[START OF DATA FOR THE TASK]
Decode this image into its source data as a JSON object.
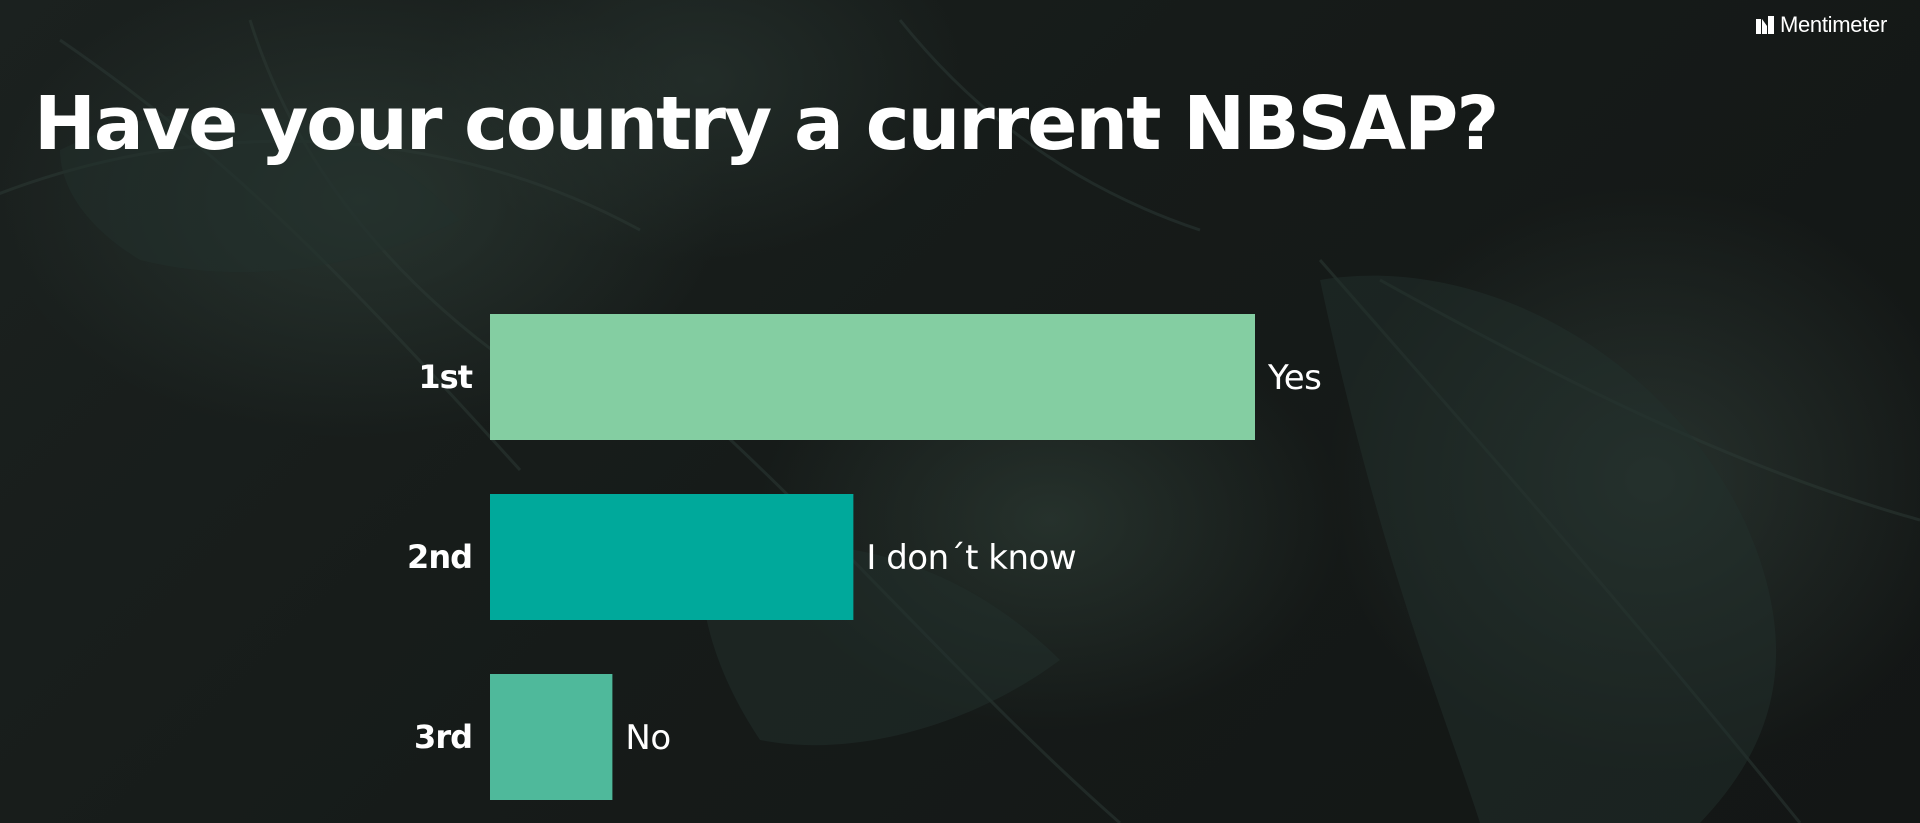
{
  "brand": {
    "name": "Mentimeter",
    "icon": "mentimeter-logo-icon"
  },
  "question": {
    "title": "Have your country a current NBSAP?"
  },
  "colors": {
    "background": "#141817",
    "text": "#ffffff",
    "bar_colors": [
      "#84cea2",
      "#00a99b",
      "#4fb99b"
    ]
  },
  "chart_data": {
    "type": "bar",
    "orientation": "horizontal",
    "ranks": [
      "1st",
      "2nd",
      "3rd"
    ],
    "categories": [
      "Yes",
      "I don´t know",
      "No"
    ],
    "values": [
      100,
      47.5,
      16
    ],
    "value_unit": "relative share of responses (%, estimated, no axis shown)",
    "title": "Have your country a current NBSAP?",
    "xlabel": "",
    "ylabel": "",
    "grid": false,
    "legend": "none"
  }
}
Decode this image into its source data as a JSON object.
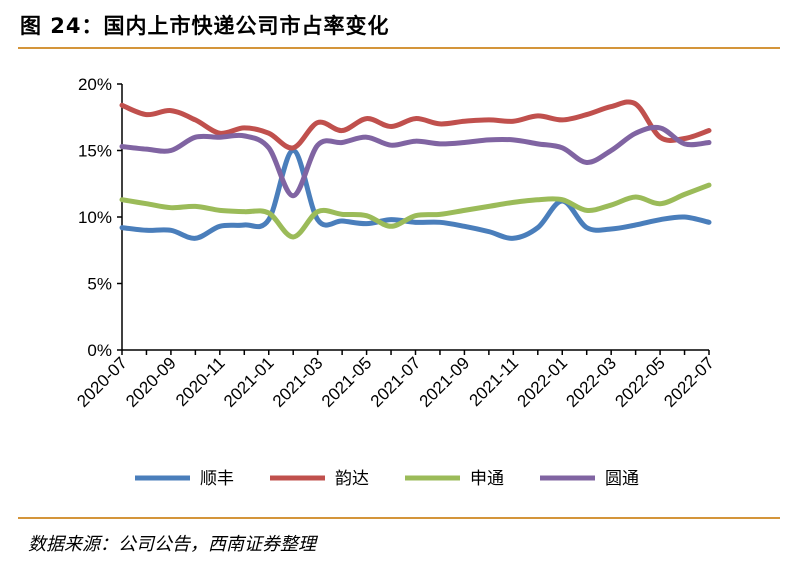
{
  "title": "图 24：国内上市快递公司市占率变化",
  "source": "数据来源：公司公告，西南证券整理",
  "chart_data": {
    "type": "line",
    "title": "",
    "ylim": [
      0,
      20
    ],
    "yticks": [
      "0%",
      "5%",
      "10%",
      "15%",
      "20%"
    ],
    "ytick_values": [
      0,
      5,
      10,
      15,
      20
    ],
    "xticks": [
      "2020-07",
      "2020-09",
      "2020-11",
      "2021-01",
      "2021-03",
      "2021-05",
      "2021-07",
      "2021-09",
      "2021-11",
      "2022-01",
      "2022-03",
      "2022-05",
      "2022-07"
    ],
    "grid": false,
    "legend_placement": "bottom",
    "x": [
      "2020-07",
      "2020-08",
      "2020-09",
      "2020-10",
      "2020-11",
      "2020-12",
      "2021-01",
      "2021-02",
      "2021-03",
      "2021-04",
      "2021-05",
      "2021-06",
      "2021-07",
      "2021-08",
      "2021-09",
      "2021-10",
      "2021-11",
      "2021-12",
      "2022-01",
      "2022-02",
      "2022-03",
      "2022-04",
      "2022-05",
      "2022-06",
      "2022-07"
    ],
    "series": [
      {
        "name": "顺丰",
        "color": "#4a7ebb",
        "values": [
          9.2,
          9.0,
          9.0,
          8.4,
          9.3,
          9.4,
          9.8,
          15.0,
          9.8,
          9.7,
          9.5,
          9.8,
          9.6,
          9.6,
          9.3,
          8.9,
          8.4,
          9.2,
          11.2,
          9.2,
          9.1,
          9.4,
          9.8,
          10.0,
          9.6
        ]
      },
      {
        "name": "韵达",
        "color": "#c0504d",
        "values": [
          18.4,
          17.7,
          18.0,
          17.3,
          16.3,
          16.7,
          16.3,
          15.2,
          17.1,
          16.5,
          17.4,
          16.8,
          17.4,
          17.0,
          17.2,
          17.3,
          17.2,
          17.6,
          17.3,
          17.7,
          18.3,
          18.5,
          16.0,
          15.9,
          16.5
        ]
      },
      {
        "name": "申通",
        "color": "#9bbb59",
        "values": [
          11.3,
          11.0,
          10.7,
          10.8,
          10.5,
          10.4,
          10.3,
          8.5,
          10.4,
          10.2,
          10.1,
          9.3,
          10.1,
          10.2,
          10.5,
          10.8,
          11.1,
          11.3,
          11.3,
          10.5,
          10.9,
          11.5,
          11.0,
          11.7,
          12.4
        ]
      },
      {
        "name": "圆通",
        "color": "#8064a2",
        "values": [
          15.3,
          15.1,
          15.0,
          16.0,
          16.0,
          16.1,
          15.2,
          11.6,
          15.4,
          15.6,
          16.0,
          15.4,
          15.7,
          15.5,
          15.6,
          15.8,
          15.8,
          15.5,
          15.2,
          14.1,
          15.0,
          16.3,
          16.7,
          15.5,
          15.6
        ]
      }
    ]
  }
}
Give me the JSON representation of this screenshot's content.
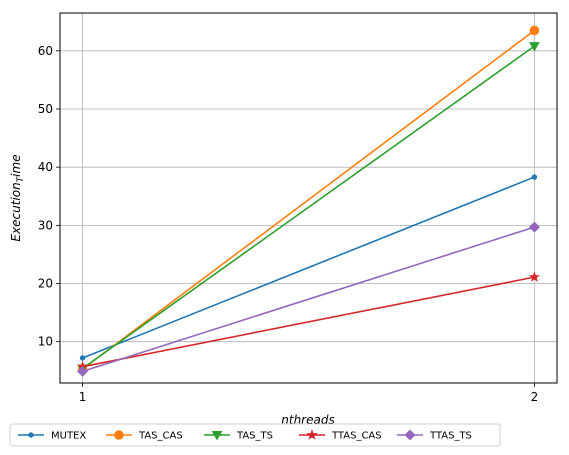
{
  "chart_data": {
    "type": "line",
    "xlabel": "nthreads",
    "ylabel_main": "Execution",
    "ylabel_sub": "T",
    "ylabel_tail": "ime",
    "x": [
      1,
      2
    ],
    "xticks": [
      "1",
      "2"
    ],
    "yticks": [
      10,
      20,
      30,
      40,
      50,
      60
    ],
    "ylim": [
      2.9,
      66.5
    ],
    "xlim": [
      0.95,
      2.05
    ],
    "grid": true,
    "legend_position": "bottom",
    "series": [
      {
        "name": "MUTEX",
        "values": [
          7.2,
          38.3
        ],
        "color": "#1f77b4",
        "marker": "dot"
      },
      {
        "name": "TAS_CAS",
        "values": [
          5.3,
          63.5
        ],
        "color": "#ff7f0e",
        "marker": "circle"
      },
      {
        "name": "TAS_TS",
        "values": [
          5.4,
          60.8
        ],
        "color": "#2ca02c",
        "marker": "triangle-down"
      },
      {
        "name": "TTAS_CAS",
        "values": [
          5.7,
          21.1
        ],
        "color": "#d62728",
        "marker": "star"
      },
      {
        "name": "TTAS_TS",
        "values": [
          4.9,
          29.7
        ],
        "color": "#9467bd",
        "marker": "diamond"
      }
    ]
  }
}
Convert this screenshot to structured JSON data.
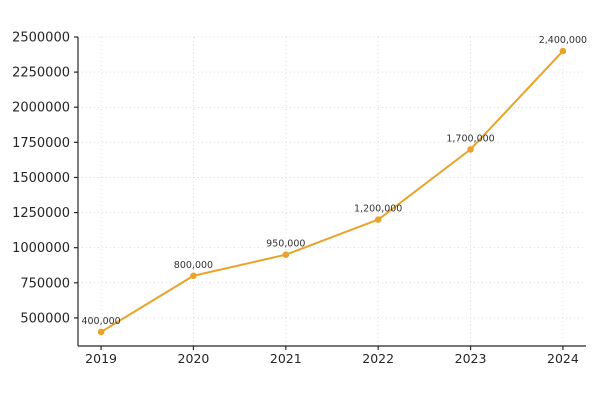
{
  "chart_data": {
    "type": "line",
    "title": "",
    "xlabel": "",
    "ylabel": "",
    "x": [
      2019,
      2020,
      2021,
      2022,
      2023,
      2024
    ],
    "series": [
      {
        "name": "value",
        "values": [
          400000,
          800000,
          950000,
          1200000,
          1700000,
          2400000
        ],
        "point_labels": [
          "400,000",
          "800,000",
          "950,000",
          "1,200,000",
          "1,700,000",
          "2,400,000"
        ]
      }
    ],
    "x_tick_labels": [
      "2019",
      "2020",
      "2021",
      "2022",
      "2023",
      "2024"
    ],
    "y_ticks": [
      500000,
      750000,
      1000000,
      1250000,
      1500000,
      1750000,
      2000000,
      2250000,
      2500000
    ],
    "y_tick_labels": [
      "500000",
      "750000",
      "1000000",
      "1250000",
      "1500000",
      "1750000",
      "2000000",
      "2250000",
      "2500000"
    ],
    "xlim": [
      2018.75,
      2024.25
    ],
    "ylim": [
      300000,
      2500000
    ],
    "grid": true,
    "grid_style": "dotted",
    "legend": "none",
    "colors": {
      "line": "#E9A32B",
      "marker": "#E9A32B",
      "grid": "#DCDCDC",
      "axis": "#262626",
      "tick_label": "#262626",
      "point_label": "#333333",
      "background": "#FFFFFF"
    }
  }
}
[END OF DATA FOR THE TASK]
GOAL OF THE EXERCISE: Write out each line of the data that holds the string "name".

SOLUTION:
    "name": "Mentimeter",
        "name": "顺丰",
        "name": "韵达",
        "name": "申通",
        "name": "圆通",
        "name": "MUTEX",
        "name": "TAS_CAS",
        "name": "TAS_TS",
        "name": "TTAS_CAS",
        "name": "TTAS_TS",
        "name": "value",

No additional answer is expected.